* Begin Provided data *

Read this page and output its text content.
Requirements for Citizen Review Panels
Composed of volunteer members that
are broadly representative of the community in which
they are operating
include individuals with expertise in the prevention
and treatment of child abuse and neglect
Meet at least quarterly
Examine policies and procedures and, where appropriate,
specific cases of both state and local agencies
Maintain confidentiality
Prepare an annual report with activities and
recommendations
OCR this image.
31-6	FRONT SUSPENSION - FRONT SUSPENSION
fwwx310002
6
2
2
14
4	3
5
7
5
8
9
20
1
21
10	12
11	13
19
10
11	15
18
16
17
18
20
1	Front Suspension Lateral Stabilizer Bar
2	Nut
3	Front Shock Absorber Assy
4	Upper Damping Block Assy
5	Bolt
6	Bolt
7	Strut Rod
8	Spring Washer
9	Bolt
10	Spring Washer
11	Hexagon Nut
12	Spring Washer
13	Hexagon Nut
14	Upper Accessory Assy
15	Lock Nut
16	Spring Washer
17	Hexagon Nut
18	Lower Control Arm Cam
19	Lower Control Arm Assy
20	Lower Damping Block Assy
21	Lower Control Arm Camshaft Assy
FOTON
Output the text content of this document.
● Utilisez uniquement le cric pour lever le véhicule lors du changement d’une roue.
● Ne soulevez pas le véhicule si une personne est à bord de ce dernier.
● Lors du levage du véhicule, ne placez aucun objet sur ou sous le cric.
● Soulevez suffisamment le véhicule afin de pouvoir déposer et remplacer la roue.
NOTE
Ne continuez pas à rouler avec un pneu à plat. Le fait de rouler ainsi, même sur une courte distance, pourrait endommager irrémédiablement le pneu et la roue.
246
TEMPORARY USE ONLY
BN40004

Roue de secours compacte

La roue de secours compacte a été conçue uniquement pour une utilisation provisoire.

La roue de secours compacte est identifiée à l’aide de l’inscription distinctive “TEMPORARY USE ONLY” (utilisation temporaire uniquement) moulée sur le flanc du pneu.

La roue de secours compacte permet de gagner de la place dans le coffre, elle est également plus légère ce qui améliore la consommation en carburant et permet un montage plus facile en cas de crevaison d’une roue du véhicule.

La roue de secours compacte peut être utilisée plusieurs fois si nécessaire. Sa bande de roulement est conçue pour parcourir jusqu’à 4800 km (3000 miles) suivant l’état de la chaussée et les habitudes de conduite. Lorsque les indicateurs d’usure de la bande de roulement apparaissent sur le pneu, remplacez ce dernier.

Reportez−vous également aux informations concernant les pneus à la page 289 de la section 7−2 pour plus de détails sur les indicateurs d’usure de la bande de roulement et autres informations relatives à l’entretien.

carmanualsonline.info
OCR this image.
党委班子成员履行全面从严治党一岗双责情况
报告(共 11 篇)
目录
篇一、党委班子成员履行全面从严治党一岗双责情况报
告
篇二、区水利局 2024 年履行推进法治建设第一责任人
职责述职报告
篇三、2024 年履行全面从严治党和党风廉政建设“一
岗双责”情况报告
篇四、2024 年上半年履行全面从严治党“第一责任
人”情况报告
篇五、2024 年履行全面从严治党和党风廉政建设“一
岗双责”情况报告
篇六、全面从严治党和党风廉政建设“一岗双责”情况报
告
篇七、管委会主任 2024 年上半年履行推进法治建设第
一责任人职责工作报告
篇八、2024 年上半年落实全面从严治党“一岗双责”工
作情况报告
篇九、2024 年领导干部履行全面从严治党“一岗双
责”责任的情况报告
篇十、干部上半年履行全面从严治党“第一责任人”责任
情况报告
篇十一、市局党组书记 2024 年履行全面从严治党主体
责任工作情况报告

* End Provided data *

__Written instruction__
Reproduce every line above without error.

__Response to this task__
Read this page and output its text content.
Requirements for Citizen Review Panels
Composed of volunteer members that
are broadly representative of the community in which
they are operating
include individuals with expertise in the prevention
and treatment of child abuse and neglect
Meet at least quarterly
Examine policies and procedures and, where appropriate,
specific cases of both state and local agencies
Maintain confidentiality
Prepare an annual report with activities and
recommendations
OCR this image.
31-6	FRONT SUSPENSION - FRONT SUSPENSION
fwwx310002
6
2
2
14
4	3
5
7
5
8
9
20
1
21
10	12
11	13
19
10
11	15
18
16
17
18
20
1	Front Suspension Lateral Stabilizer Bar
2	Nut
3	Front Shock Absorber Assy
4	Upper Damping Block Assy
5	Bolt
6	Bolt
7	Strut Rod
8	Spring Washer
9	Bolt
10	Spring Washer
11	Hexagon Nut
12	Spring Washer
13	Hexagon Nut
14	Upper Accessory Assy
15	Lock Nut
16	Spring Washer
17	Hexagon Nut
18	Lower Control Arm Cam
19	Lower Control Arm Assy
20	Lower Damping Block Assy
21	Lower Control Arm Camshaft Assy
FOTON
Output the text content of this document.
● Utilisez uniquement le cric pour lever le véhicule lors du changement d’une roue.
● Ne soulevez pas le véhicule si une personne est à bord de ce dernier.
● Lors du levage du véhicule, ne placez aucun objet sur ou sous le cric.
● Soulevez suffisamment le véhicule afin de pouvoir déposer et remplacer la roue.
NOTE
Ne continuez pas à rouler avec un pneu à plat. Le fait de rouler ainsi, même sur une courte distance, pourrait endommager irrémédiablement le pneu et la roue.
246
TEMPORARY USE ONLY
BN40004

Roue de secours compacte

La roue de secours compacte a été conçue uniquement pour une utilisation provisoire.

La roue de secours compacte est identifiée à l’aide de l’inscription distinctive “TEMPORARY USE ONLY” (utilisation temporaire uniquement) moulée sur le flanc du pneu.

La roue de secours compacte permet de gagner de la place dans le coffre, elle est également plus légère ce qui améliore la consommation en carburant et permet un montage plus facile en cas de crevaison d’une roue du véhicule.

La roue de secours compacte peut être utilisée plusieurs fois si nécessaire. Sa bande de roulement est conçue pour parcourir jusqu’à 4800 km (3000 miles) suivant l’état de la chaussée et les habitudes de conduite. Lorsque les indicateurs d’usure de la bande de roulement apparaissent sur le pneu, remplacez ce dernier.

Reportez−vous également aux informations concernant les pneus à la page 289 de la section 7−2 pour plus de détails sur les indicateurs d’usure de la bande de roulement et autres informations relatives à l’entretien.

carmanualsonline.info
OCR this image.
党委班子成员履行全面从严治党一岗双责情况
报告(共 11 篇)
目录
篇一、党委班子成员履行全面从严治党一岗双责情况报
告
篇二、区水利局 2024 年履行推进法治建设第一责任人
职责述职报告
篇三、2024 年履行全面从严治党和党风廉政建设“一
岗双责”情况报告
篇四、2024 年上半年履行全面从严治党“第一责任
人”情况报告
篇五、2024 年履行全面从严治党和党风廉政建设“一
岗双责”情况报告
篇六、全面从严治党和党风廉政建设“一岗双责”情况报
告
篇七、管委会主任 2024 年上半年履行推进法治建设第
一责任人职责工作报告
篇八、2024 年上半年落实全面从严治党“一岗双责”工
作情况报告
篇九、2024 年领导干部履行全面从严治党“一岗双
责”责任的情况报告
篇十、干部上半年履行全面从严治党“第一责任人”责任
情况报告
篇十一、市局党组书记 2024 年履行全面从严治党主体
责任工作情况报告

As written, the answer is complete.